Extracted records
################
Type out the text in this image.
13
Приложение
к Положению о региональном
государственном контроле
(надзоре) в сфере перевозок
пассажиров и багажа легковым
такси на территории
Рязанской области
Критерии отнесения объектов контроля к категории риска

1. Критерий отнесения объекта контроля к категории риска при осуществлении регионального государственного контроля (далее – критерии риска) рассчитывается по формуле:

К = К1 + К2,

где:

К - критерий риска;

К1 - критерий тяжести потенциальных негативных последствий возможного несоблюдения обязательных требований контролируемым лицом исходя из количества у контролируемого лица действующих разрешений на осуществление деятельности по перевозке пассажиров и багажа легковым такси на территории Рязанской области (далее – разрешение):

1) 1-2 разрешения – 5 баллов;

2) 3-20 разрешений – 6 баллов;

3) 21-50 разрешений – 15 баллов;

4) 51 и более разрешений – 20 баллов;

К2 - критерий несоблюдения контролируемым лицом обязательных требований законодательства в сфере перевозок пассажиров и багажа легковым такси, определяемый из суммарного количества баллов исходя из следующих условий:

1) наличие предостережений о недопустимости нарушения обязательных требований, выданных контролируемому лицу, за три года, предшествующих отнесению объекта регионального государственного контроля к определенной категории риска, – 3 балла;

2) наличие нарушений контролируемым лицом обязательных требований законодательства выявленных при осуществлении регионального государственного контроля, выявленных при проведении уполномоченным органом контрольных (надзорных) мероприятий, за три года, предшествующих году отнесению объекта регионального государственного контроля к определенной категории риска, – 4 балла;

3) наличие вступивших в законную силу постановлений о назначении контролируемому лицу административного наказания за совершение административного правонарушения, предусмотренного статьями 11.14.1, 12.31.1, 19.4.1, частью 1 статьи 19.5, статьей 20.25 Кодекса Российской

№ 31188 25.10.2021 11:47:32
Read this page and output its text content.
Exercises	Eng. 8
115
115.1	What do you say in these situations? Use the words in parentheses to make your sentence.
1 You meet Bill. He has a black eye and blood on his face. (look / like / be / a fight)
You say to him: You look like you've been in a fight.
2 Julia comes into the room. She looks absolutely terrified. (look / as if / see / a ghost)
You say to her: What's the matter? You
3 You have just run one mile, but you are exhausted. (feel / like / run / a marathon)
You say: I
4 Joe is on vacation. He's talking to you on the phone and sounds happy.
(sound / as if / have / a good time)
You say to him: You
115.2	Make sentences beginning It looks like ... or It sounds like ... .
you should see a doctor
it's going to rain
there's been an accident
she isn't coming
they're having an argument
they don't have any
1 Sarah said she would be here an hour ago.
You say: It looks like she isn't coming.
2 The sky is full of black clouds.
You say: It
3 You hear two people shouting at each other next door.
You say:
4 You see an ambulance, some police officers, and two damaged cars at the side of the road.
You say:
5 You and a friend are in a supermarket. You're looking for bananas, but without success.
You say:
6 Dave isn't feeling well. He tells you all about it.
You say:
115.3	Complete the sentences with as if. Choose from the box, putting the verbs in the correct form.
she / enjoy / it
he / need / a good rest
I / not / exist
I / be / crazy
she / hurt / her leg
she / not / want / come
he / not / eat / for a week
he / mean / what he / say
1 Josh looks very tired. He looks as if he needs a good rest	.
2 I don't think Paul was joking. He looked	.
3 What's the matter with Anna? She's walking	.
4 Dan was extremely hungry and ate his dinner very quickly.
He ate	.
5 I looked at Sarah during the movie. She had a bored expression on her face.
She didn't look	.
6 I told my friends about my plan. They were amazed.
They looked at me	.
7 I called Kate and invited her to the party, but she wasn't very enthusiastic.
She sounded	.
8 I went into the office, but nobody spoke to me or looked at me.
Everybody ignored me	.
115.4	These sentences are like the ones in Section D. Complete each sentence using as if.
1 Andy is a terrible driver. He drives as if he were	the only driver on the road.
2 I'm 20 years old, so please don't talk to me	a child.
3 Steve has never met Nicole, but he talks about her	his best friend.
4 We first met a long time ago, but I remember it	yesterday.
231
################
_EXERCISE:_ Locate the word "такси" in the entries, and copy every line where it is found.

_RESULT:_
такси на территории
К1 - критерий тяжести потенциальных негативных последствий возможного несоблюдения обязательных требований контролируемым лицом исходя из количества у контролируемого лица действующих разрешений на осуществление деятельности по перевозке пассажиров и багажа легковым такси на территории Рязанской области (далее – разрешение):
К2 - критерий несоблюдения контролируемым лицом обязательных требований законодательства в сфере перевозок пассажиров и багажа легковым такси, определяемый из суммарного количества баллов исходя из следующих условий:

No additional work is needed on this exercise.